_Aim_
Lines that hold the word "Лидера" should be located and copied.

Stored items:
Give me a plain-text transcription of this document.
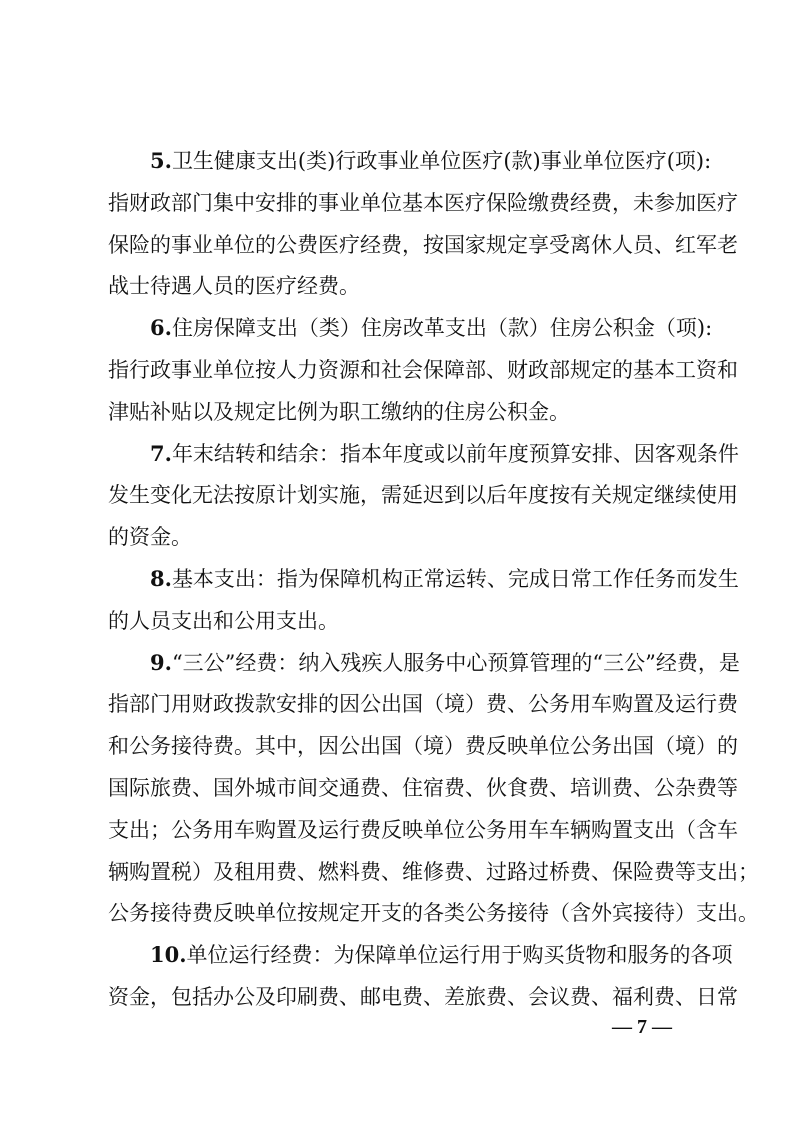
5.卫生健康支出(类)行政事业单位医疗(款)事业单位医疗(项):
指财政部门集中安排的事业单位基本医疗保险缴费经费，未参加医疗
保险的事业单位的公费医疗经费，按国家规定享受离休人员、红军老
战士待遇人员的医疗经费。
6.住房保障支出（类）住房改革支出（款）住房公积金（项):
指行政事业单位按人力资源和社会保障部、财政部规定的基本工资和
津贴补贴以及规定比例为职工缴纳的住房公积金。
7.年末结转和结余：指本年度或以前年度预算安排、因客观条件
发生变化无法按原计划实施，需延迟到以后年度按有关规定继续使用
的资金。
8.基本支出：指为保障机构正常运转、完成日常工作任务而发生
的人员支出和公用支出。
9.“三公”经费：纳入残疾人服务中心预算管理的“三公”经费，是
指部门用财政拨款安排的因公出国（境）费、公务用车购置及运行费
和公务接待费。其中，因公出国（境）费反映单位公务出国（境）的
国际旅费、国外城市间交通费、住宿费、伙食费、培训费、公杂费等
支出；公务用车购置及运行费反映单位公务用车车辆购置支出（含车
辆购置税）及租用费、燃料费、维修费、过路过桥费、保险费等支出；
公务接待费反映单位按规定开支的各类公务接待（含外宾接待）支出。
10.单位运行经费：为保障单位运行用于购买货物和服务的各项
资金，包括办公及印刷费、邮电费、差旅费、会议费、福利费、日常
— 7 —
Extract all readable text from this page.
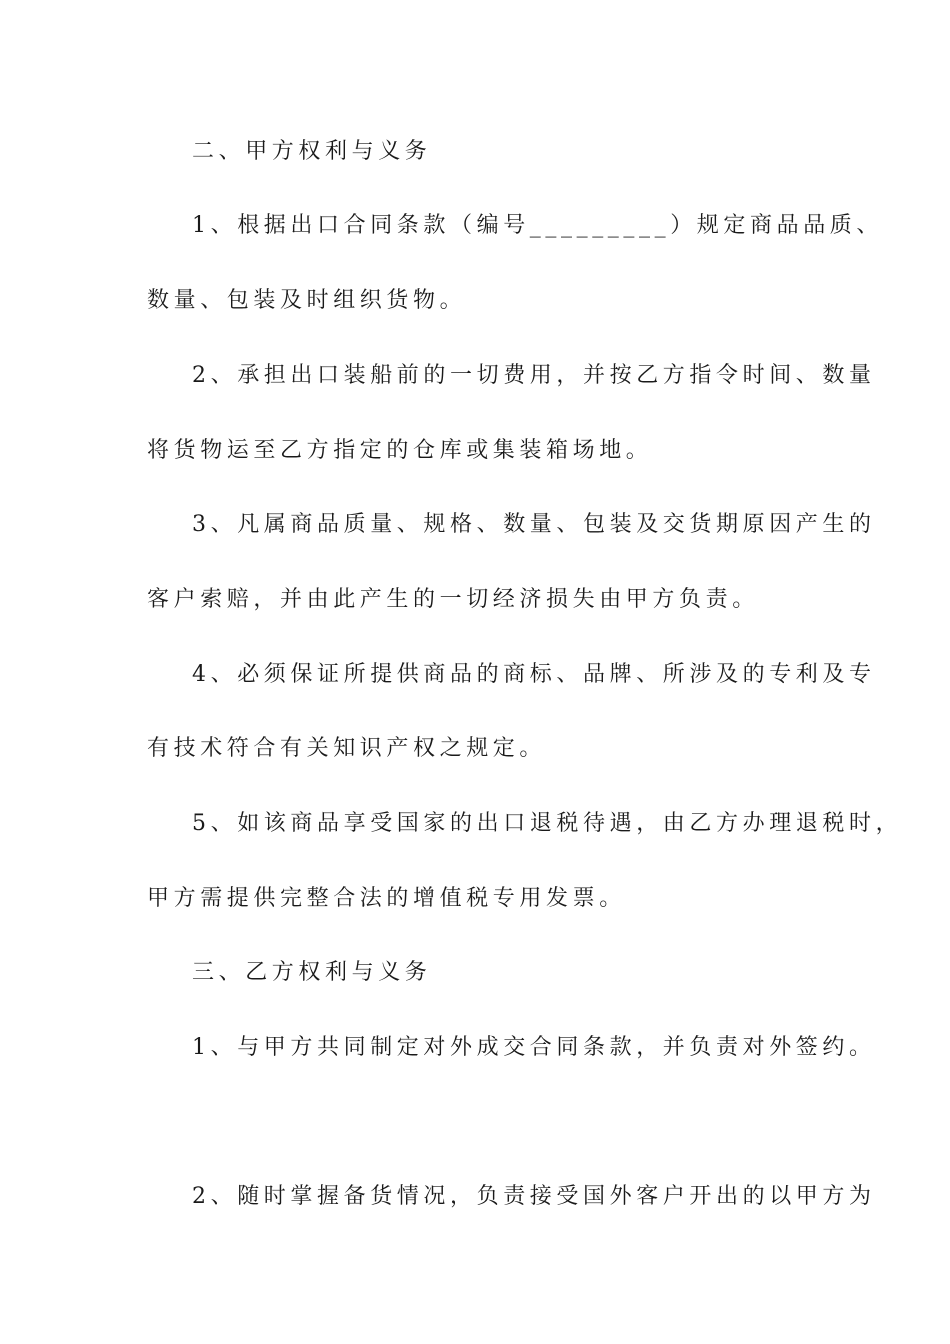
二、甲方权利与义务
1、根据出口合同条款（编号_________）规定商品品质、
数量、包装及时组织货物。
2、承担出口装船前的一切费用，并按乙方指令时间、数量
将货物运至乙方指定的仓库或集装箱场地。
3、凡属商品质量、规格、数量、包装及交货期原因产生的
客户索赔，并由此产生的一切经济损失由甲方负责。
4、必须保证所提供商品的商标、品牌、所涉及的专利及专
有技术符合有关知识产权之规定。
5、如该商品享受国家的出口退税待遇，由乙方办理退税时，
甲方需提供完整合法的增值税专用发票。
三、乙方权利与义务
1、与甲方共同制定对外成交合同条款，并负责对外签约。
2、随时掌握备货情况，负责接受国外客户开出的以甲方为
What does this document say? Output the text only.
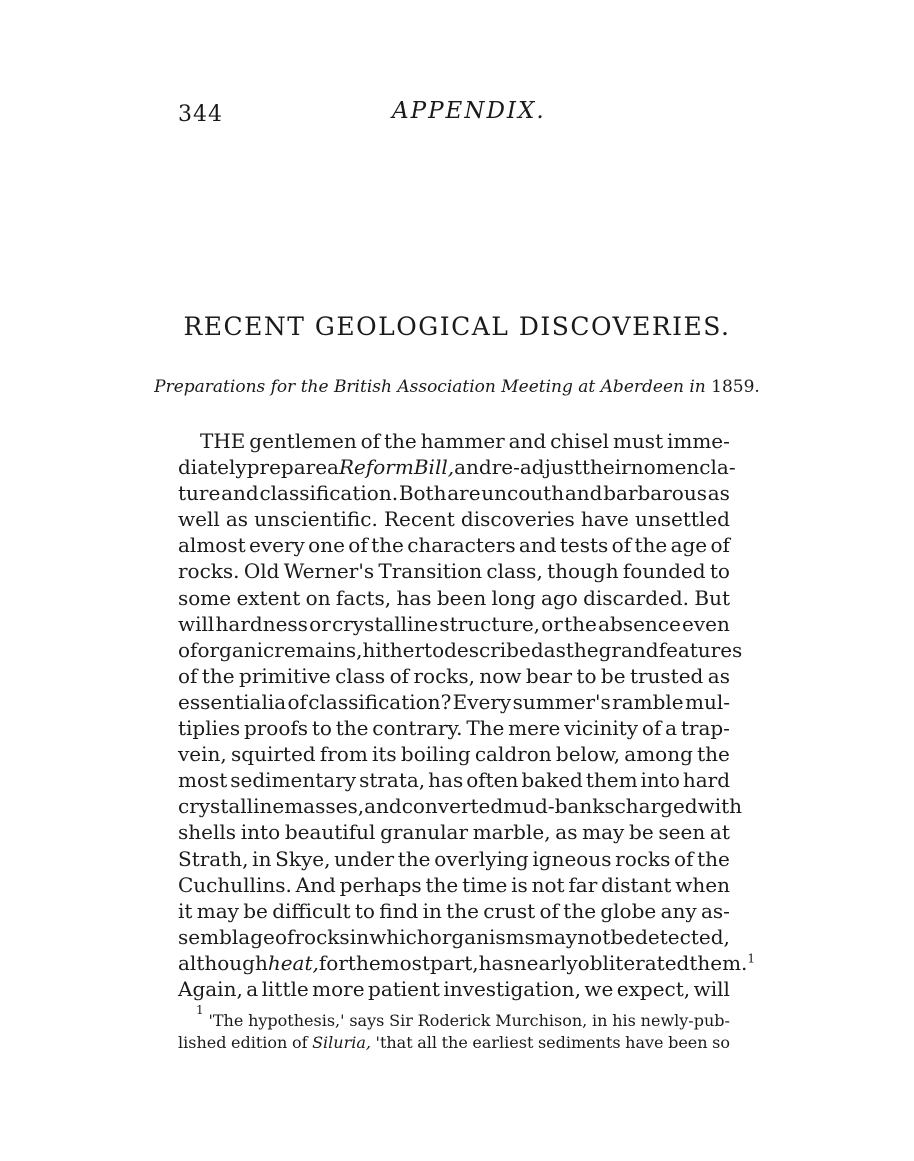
344	APPENDIX.
RECENT GEOLOGICAL DISCOVERIES.
Preparations for the British Association Meeting at Aberdeen in 1859.
THE gentlemen of the hammer and chisel must imme-
diately prepare a Reform Bill, and re-adjust their nomencla-
ture and classification. Both are uncouth and barbarous as
well as unscientific. Recent discoveries have unsettled
almost every one of the characters and tests of the age of
rocks. Old Werner's Transition class, though founded to
some extent on facts, has been long ago discarded. But
will hardness or crystalline structure, or the absence even
of organic remains, hitherto described as the grand features
of the primitive class of rocks, now bear to be trusted as
essentialia of classification? Every summer's ramble mul-
tiplies proofs to the contrary. The mere vicinity of a trap-
vein, squirted from its boiling caldron below, among the
most sedimentary strata, has often baked them into hard
crystalline masses, and converted mud-banks charged with
shells into beautiful granular marble, as may be seen at
Strath, in Skye, under the overlying igneous rocks of the
Cuchullins. And perhaps the time is not far distant when
it may be difficult to find in the crust of the globe any as-
semblage of rocks in which organisms may not be detected,
although heat, for the most part, has nearly obliterated them.$^1$
Again, a little more patient investigation, we expect, will
1
'The hypothesis,' says Sir Roderick Murchison, in his newly-pub-
lished edition of Siluria, 'that all the earliest sediments have been so
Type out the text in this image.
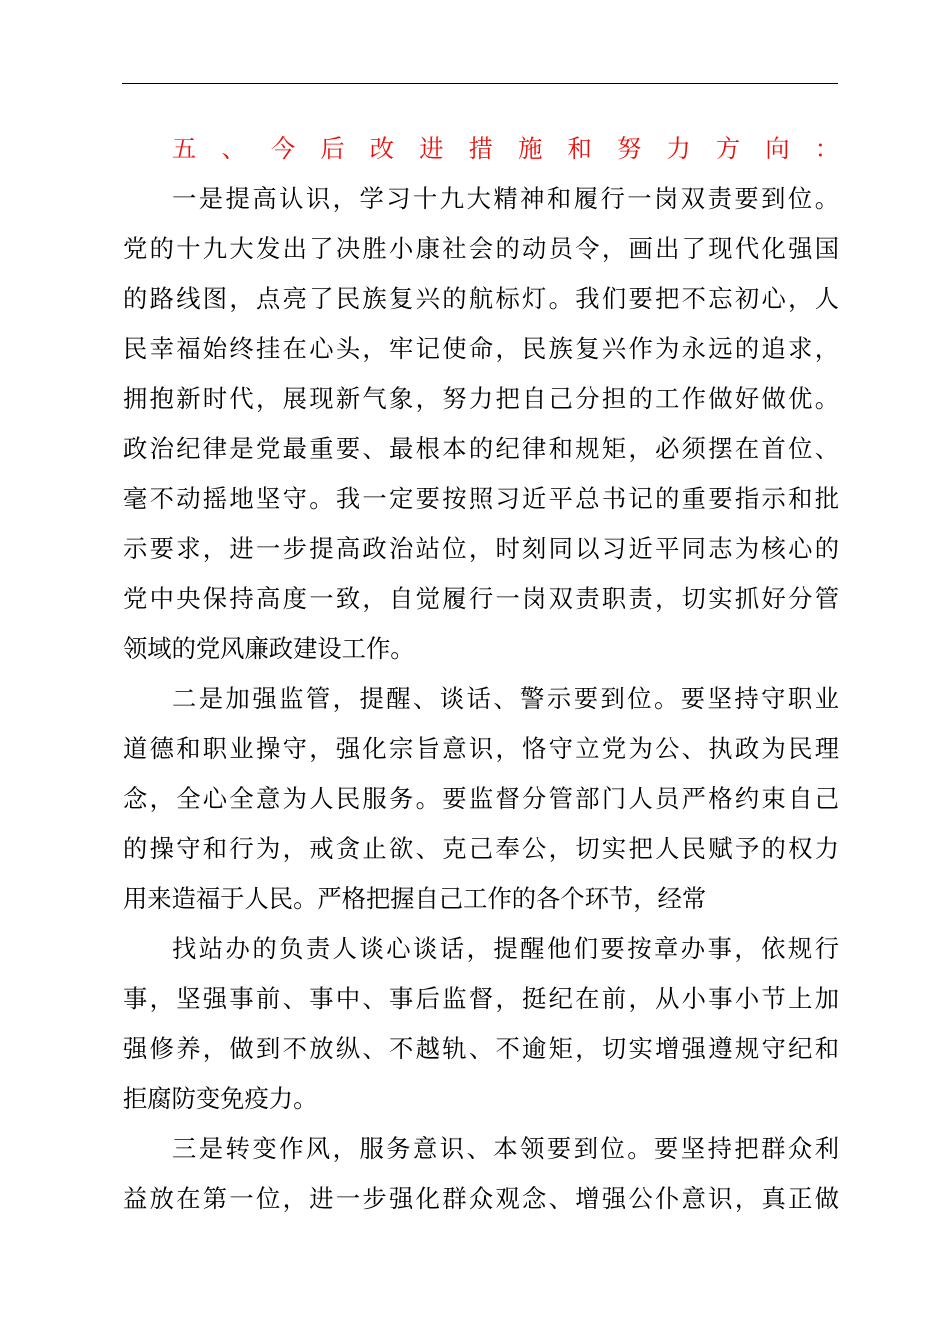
五、今后改进措施和努力方向：
一是提高认识，学习十九大精神和履行一岗双责要到位。
党的十九大发出了决胜小康社会的动员令，画出了现代化强国
的路线图，点亮了民族复兴的航标灯。我们要把不忘初心，人
民幸福始终挂在心头，牢记使命，民族复兴作为永远的追求，
拥抱新时代，展现新气象，努力把自己分担的工作做好做优。
政治纪律是党最重要、最根本的纪律和规矩，必须摆在首位、
毫不动摇地坚守。我一定要按照习近平总书记的重要指示和批
示要求，进一步提高政治站位，时刻同以习近平同志为核心的
党中央保持高度一致，自觉履行一岗双责职责，切实抓好分管
领域的党风廉政建设工作。
二是加强监管，提醒、谈话、警示要到位。要坚持守职业
道德和职业操守，强化宗旨意识，恪守立党为公、执政为民理
念，全心全意为人民服务。要监督分管部门人员严格约束自己
的操守和行为，戒贪止欲、克己奉公，切实把人民赋予的权力
用来造福于人民。严格把握自己工作的各个环节，经常
找站办的负责人谈心谈话，提醒他们要按章办事，依规行
事，坚强事前、事中、事后监督，挺纪在前，从小事小节上加
强修养，做到不放纵、不越轨、不逾矩，切实增强遵规守纪和
拒腐防变免疫力。
三是转变作风，服务意识、本领要到位。要坚持把群众利
益放在第一位，进一步强化群众观念、增强公仆意识，真正做
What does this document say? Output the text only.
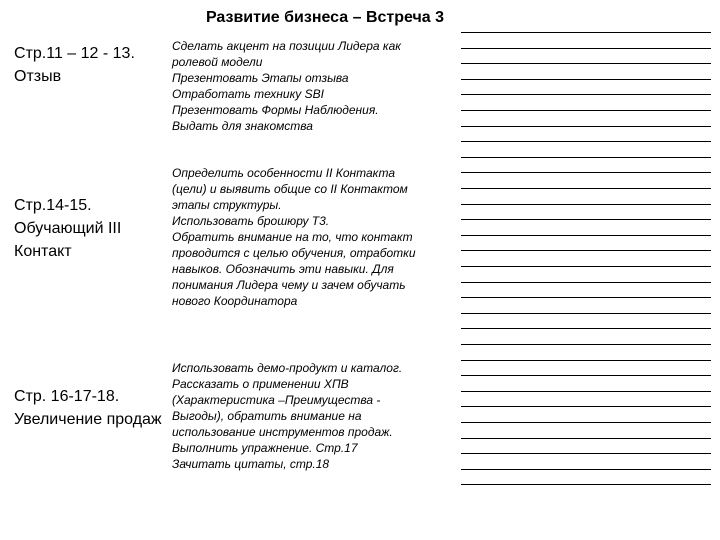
Развитие бизнеса – Встреча 3
Стр.11 – 12 - 13. Отзыв
Сделать акцент на позиции Лидера как
ролевой модели
Презентовать Этапы отзыва
Отработать технику SBI
Презентовать Формы Наблюдения.
Выдать для знакомства
Стр.14-15. Обучающий III Контакт
Определить особенности II Контакта
(цели) и выявить общие со II Контактом
этапы структуры.
Использовать брошюру Т3.
Обратить внимание на то, что контакт
проводится с целью обучения, отработки
навыков. Обозначить эти навыки. Для
понимания Лидера чему и зачем обучать
нового Координатора
Стр. 16-17-18. Увеличение продаж
Использовать демо-продукт и каталог.
Рассказать о применении ХПВ
(Характеристика –Преимущества -
Выгоды), обратить внимание на
использование инструментов продаж.
Выполнить упражнение. Стр.17
Зачитать цитаты, стр.18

_Solution to this exercise_
Сделать акцент на позиции Лидера как
понимания Лидера чему и зачем обучать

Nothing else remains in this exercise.